— What the task requires —
Transcribe the lines exactly, starting at the first line of the items and ending at the line that contains "x-tick-label: 24 month [1553,839,1640,863]", both included.

— Record extracts —
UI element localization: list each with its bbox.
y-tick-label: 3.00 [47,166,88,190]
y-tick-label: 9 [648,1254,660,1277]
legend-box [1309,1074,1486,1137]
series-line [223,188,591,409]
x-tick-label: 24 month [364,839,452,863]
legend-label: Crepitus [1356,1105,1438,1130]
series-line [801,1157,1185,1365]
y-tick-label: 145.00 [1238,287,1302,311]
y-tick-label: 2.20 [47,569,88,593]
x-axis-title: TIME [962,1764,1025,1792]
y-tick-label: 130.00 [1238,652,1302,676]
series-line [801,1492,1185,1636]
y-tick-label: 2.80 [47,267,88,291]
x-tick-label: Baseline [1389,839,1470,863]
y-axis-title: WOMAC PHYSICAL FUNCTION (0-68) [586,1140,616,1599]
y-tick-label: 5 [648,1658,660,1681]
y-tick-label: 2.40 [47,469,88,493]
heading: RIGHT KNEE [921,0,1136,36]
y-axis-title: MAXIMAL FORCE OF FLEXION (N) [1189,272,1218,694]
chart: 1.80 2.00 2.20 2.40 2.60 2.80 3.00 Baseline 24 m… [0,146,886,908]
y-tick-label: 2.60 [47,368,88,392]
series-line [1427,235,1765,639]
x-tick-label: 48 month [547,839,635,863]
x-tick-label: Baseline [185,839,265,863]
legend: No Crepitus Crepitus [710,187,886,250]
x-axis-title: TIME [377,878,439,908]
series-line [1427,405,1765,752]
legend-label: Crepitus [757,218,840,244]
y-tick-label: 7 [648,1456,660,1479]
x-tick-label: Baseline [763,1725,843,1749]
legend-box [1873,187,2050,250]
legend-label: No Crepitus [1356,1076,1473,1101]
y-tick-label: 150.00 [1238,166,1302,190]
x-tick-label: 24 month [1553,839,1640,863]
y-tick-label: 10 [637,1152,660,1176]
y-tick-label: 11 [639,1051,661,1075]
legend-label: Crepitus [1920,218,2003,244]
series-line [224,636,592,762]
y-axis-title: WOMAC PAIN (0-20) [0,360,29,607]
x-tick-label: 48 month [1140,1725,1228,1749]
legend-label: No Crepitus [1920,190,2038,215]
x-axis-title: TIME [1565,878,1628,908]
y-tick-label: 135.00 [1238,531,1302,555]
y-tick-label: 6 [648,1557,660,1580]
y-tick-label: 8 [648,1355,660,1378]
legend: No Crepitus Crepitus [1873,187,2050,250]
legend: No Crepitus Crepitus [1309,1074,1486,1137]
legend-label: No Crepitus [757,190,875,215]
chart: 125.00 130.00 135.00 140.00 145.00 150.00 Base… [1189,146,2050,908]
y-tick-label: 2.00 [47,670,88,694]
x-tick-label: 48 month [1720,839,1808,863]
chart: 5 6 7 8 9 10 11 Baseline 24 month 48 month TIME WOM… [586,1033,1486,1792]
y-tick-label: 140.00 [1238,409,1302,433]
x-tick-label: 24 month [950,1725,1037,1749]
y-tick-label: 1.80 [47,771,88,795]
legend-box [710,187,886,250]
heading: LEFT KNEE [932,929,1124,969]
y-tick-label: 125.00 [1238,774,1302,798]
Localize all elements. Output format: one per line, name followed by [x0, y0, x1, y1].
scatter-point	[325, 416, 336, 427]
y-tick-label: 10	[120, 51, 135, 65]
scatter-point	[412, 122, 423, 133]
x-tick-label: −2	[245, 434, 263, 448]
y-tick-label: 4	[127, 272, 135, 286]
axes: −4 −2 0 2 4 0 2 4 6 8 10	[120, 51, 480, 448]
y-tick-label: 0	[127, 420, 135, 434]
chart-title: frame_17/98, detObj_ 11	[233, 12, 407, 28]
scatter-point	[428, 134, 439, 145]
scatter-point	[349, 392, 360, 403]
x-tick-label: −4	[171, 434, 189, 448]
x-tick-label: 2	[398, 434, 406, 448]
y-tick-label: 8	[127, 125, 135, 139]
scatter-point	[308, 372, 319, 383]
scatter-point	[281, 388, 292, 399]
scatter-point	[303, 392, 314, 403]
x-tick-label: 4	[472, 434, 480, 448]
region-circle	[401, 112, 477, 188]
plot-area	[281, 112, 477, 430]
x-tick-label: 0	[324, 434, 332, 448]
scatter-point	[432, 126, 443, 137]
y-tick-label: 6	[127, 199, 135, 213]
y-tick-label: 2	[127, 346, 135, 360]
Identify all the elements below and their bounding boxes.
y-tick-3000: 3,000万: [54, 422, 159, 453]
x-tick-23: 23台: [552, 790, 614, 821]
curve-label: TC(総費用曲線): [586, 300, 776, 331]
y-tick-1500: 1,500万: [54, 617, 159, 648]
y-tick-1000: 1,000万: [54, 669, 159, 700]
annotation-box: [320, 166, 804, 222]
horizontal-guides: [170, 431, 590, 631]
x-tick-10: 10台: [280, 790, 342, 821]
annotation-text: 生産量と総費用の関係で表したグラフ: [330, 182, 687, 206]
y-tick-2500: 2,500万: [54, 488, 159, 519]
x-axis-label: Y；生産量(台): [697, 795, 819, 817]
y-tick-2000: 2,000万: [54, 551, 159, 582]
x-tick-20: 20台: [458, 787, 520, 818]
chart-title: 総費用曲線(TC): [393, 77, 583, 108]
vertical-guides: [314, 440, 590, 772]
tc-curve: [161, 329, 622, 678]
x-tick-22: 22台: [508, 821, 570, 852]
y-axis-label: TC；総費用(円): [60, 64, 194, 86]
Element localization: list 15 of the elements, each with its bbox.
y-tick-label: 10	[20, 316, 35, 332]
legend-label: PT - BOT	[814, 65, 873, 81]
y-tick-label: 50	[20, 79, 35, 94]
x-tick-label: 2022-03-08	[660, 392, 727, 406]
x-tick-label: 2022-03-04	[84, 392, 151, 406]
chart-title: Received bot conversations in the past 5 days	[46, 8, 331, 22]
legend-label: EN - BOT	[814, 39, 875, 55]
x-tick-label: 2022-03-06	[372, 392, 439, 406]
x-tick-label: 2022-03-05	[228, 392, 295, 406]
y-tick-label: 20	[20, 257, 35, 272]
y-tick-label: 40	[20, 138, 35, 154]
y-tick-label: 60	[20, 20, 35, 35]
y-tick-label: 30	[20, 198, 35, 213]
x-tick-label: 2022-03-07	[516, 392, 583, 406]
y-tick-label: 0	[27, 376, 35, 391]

— Response below —
UI element localization: list each with its bbox.
y-tick-label: 3.00 [47,166,88,190]
y-tick-label: 9 [648,1254,660,1277]
legend-box [1309,1074,1486,1137]
series-line [223,188,591,409]
x-tick-label: 24 month [364,839,452,863]
legend-label: Crepitus [1356,1105,1438,1130]
series-line [801,1157,1185,1365]
y-tick-label: 145.00 [1238,287,1302,311]
y-tick-label: 2.20 [47,569,88,593]
x-axis-title: TIME [962,1764,1025,1792]
y-tick-label: 130.00 [1238,652,1302,676]
series-line [801,1492,1185,1636]
y-tick-label: 2.80 [47,267,88,291]
x-tick-label: Baseline [1389,839,1470,863]
y-axis-title: WOMAC PHYSICAL FUNCTION (0-68) [586,1140,616,1599]
y-tick-label: 5 [648,1658,660,1681]
y-tick-label: 2.40 [47,469,88,493]
heading: RIGHT KNEE [921,0,1136,36]
y-axis-title: MAXIMAL FORCE OF FLEXION (N) [1189,272,1218,694]
chart: 1.80 2.00 2.20 2.40 2.60 2.80 3.00 Baseline 24 m… [0,146,886,908]
y-tick-label: 2.60 [47,368,88,392]
series-line [1427,235,1765,639]
x-tick-label: 48 month [547,839,635,863]
x-tick-label: Baseline [185,839,265,863]
legend: No Crepitus Crepitus [710,187,886,250]
x-axis-title: TIME [377,878,439,908]
series-line [1427,405,1765,752]
legend-label: Crepitus [757,218,840,244]
y-tick-label: 7 [648,1456,660,1479]
x-tick-label: Baseline [763,1725,843,1749]
legend-box [1873,187,2050,250]
legend-label: No Crepitus [1356,1076,1473,1101]
y-tick-label: 150.00 [1238,166,1302,190]
x-tick-label: 24 month [1553,839,1640,863]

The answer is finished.